TASK -
Report all lines holding "text".

INPUT -

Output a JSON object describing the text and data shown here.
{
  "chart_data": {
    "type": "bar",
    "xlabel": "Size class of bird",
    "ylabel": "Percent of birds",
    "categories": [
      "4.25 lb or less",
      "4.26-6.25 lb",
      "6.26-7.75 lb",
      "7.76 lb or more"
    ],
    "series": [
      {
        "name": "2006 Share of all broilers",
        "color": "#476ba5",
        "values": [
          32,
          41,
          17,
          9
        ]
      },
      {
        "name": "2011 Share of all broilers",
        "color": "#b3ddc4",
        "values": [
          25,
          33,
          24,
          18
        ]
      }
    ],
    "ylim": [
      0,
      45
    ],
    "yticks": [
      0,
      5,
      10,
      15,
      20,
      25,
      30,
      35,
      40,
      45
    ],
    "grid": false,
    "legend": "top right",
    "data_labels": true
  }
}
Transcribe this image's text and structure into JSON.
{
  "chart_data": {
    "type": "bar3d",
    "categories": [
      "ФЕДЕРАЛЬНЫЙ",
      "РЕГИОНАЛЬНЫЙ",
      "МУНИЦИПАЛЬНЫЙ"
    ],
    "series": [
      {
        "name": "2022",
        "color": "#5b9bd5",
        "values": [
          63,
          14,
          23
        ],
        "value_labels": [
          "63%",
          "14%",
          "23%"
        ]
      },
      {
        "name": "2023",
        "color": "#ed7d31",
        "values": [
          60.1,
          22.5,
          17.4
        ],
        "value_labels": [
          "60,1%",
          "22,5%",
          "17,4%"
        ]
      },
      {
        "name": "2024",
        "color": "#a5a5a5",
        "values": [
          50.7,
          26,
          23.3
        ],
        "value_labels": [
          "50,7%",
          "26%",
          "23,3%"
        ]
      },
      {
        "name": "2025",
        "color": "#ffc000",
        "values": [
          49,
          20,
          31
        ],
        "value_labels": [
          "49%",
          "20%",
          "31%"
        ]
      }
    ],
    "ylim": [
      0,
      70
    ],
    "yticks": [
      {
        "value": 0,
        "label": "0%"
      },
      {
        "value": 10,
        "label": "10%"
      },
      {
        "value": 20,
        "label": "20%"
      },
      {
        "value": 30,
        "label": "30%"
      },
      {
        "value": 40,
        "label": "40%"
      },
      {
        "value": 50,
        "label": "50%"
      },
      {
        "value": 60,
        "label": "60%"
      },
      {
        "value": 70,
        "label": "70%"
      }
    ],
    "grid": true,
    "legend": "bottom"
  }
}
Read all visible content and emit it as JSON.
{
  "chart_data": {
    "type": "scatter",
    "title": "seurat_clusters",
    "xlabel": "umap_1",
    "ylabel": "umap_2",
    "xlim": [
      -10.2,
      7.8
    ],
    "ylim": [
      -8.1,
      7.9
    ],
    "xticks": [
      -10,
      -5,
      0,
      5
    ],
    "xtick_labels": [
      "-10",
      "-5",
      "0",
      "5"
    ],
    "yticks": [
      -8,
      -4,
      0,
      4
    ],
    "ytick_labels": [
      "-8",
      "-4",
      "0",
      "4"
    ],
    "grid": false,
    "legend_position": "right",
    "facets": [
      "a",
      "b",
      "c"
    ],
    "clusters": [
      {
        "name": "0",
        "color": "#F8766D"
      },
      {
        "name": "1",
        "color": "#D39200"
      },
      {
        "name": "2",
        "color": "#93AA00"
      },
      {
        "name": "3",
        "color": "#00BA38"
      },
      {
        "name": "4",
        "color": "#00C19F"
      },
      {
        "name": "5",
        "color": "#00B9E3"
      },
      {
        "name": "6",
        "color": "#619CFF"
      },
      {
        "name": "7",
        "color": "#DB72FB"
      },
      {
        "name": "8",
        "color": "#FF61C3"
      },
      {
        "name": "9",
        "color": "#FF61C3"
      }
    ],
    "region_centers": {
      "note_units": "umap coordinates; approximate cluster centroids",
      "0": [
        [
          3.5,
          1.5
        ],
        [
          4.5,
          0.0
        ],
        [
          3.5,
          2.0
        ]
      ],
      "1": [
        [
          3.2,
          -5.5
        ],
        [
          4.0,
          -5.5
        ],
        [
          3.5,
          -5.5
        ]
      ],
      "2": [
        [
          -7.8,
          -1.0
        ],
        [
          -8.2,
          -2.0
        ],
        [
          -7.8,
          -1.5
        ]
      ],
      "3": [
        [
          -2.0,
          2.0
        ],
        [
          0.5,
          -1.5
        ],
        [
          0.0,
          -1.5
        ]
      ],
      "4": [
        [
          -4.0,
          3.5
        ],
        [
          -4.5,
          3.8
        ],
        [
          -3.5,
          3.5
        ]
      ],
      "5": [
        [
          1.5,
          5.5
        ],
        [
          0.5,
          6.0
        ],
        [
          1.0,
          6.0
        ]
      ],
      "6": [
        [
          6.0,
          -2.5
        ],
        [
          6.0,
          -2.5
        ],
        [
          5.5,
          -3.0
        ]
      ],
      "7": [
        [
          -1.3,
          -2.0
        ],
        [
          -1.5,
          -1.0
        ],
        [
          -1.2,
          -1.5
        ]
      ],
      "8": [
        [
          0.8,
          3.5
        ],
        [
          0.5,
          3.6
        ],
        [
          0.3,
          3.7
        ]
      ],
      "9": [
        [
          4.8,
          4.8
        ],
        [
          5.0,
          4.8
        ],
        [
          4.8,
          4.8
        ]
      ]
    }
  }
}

SOLUTION TO THIS PROBLEM -
Output a JSON object describing the text and data shown here.
Transcribe this image's text and structure into JSON.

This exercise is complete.